AIM OF THE TASK
Set out every line bearing the string "могут".

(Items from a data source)
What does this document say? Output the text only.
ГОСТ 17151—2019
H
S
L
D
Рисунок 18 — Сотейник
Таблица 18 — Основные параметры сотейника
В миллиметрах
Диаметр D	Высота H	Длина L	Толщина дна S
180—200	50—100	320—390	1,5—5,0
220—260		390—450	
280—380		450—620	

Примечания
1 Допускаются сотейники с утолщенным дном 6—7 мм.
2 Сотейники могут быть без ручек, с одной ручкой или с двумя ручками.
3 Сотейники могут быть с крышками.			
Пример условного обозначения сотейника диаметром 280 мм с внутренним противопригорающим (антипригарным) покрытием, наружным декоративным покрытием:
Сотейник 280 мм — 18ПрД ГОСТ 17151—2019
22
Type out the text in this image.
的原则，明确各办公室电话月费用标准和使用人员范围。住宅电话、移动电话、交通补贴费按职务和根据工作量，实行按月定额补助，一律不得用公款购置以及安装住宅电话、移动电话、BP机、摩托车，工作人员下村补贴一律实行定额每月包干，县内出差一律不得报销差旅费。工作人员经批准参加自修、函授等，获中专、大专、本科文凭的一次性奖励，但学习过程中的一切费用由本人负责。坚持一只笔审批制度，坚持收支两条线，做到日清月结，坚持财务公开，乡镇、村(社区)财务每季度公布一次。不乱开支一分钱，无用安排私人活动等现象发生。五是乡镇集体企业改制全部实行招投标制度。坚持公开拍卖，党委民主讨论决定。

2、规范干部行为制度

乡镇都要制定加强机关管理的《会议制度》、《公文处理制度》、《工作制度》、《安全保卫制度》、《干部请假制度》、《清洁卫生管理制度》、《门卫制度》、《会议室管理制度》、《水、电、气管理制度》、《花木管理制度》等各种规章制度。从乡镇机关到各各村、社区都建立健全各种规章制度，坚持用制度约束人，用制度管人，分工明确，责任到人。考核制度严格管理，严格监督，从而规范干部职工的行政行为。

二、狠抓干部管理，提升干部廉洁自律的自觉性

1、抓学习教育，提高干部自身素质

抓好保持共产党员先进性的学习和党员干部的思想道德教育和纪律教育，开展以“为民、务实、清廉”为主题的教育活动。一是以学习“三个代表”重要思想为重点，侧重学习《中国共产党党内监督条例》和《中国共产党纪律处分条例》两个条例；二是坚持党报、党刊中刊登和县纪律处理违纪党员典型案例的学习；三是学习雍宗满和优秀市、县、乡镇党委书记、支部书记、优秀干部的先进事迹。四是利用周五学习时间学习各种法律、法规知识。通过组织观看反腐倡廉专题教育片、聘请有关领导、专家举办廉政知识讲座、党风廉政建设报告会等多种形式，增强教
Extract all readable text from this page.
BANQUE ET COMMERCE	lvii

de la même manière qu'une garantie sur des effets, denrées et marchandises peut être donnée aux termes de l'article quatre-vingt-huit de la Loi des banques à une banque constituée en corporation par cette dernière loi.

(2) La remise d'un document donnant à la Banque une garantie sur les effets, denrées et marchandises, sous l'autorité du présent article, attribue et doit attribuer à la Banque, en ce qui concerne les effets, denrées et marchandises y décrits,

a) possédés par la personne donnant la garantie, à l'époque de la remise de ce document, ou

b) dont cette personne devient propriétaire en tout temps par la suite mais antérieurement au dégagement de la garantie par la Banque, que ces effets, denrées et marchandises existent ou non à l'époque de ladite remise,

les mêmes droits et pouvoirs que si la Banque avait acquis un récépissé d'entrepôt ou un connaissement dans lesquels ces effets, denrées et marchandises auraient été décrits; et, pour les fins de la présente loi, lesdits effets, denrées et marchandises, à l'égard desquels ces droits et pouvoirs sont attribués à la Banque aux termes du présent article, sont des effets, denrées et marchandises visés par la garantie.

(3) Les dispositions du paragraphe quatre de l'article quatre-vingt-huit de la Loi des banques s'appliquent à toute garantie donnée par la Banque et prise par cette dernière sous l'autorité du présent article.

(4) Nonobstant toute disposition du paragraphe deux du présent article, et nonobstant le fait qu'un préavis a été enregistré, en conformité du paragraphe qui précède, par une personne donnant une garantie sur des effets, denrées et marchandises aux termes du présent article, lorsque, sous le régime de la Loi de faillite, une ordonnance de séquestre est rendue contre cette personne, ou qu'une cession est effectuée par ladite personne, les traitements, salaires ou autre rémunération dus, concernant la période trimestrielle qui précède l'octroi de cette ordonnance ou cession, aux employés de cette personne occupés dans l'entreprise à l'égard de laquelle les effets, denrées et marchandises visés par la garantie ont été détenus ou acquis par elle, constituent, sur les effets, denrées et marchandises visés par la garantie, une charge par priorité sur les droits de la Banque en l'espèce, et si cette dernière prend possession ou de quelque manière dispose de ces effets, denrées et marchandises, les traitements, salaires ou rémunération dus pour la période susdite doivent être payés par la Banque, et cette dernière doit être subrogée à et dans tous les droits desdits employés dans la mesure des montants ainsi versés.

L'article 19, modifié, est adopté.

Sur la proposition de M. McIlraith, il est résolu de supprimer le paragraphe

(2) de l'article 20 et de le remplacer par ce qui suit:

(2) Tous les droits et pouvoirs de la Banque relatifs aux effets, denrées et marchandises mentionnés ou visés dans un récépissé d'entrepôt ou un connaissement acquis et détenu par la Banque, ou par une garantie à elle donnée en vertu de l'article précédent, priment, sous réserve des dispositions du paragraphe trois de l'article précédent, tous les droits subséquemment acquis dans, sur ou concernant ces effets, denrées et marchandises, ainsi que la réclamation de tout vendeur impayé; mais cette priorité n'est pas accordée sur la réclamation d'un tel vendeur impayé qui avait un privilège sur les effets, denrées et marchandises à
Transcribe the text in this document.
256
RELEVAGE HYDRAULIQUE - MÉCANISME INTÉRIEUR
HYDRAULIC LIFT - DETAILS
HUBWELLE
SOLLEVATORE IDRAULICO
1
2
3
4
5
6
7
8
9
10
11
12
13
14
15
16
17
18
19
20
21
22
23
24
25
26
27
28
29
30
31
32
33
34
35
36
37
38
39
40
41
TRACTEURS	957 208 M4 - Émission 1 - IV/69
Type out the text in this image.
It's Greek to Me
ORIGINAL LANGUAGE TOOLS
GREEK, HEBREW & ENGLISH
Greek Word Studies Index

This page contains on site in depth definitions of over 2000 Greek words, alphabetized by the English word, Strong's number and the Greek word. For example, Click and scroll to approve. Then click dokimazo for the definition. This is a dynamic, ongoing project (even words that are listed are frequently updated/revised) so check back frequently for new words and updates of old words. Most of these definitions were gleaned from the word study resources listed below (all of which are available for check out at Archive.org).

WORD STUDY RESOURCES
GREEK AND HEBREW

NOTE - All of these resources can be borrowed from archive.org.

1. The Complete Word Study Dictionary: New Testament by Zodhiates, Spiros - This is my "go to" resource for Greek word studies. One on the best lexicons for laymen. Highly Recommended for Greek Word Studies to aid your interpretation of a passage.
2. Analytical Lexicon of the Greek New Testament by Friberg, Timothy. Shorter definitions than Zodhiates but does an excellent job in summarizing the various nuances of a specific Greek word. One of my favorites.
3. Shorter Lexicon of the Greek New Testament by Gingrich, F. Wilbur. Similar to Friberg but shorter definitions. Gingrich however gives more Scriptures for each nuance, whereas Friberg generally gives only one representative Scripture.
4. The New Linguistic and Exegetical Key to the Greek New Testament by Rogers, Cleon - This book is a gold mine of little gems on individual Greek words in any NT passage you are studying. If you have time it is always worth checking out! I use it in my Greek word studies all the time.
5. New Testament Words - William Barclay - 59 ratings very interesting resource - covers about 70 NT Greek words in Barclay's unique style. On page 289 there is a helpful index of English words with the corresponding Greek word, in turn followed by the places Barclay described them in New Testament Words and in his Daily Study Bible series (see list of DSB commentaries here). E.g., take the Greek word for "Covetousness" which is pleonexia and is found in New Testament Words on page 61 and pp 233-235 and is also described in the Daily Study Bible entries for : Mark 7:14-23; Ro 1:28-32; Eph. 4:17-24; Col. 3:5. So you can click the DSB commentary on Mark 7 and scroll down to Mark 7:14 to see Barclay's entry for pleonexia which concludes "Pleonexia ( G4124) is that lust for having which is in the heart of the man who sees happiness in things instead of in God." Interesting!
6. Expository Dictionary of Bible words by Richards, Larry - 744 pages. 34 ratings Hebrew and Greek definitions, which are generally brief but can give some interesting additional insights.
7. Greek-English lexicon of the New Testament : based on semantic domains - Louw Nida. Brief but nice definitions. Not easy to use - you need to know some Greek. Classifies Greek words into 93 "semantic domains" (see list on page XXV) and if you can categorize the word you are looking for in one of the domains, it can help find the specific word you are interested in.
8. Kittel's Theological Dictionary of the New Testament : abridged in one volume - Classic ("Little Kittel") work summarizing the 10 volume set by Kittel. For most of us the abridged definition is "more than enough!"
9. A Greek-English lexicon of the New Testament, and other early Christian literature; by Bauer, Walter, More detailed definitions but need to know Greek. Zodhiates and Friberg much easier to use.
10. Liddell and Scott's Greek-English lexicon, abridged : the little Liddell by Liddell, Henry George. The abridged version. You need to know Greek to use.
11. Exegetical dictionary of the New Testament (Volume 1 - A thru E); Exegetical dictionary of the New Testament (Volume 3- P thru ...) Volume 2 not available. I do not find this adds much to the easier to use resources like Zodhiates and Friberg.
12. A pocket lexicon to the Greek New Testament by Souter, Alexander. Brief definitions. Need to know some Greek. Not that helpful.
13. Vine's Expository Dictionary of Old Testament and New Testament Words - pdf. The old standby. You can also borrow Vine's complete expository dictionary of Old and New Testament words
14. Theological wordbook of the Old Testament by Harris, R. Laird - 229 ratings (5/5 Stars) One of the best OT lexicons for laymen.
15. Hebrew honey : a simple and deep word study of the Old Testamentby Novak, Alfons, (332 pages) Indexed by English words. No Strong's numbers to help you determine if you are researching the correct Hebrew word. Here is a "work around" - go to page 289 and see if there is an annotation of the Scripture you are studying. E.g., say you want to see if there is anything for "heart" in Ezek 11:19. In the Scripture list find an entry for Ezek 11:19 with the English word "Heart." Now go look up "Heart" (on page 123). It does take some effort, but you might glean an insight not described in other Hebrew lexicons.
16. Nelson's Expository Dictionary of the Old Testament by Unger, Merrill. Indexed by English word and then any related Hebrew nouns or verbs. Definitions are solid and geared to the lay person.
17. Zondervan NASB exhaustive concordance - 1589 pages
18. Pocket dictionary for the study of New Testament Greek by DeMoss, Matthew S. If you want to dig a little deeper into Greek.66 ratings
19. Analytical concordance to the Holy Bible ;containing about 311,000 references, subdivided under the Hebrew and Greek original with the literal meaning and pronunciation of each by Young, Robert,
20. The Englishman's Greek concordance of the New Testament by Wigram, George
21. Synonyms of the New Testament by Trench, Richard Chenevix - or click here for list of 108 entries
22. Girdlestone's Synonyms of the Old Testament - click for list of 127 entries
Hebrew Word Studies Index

EXPECTED OUTPUT
2 Сотейники могут быть без ручек, с одной ручкой или с двумя ручками.
3 Сотейники могут быть с крышками.			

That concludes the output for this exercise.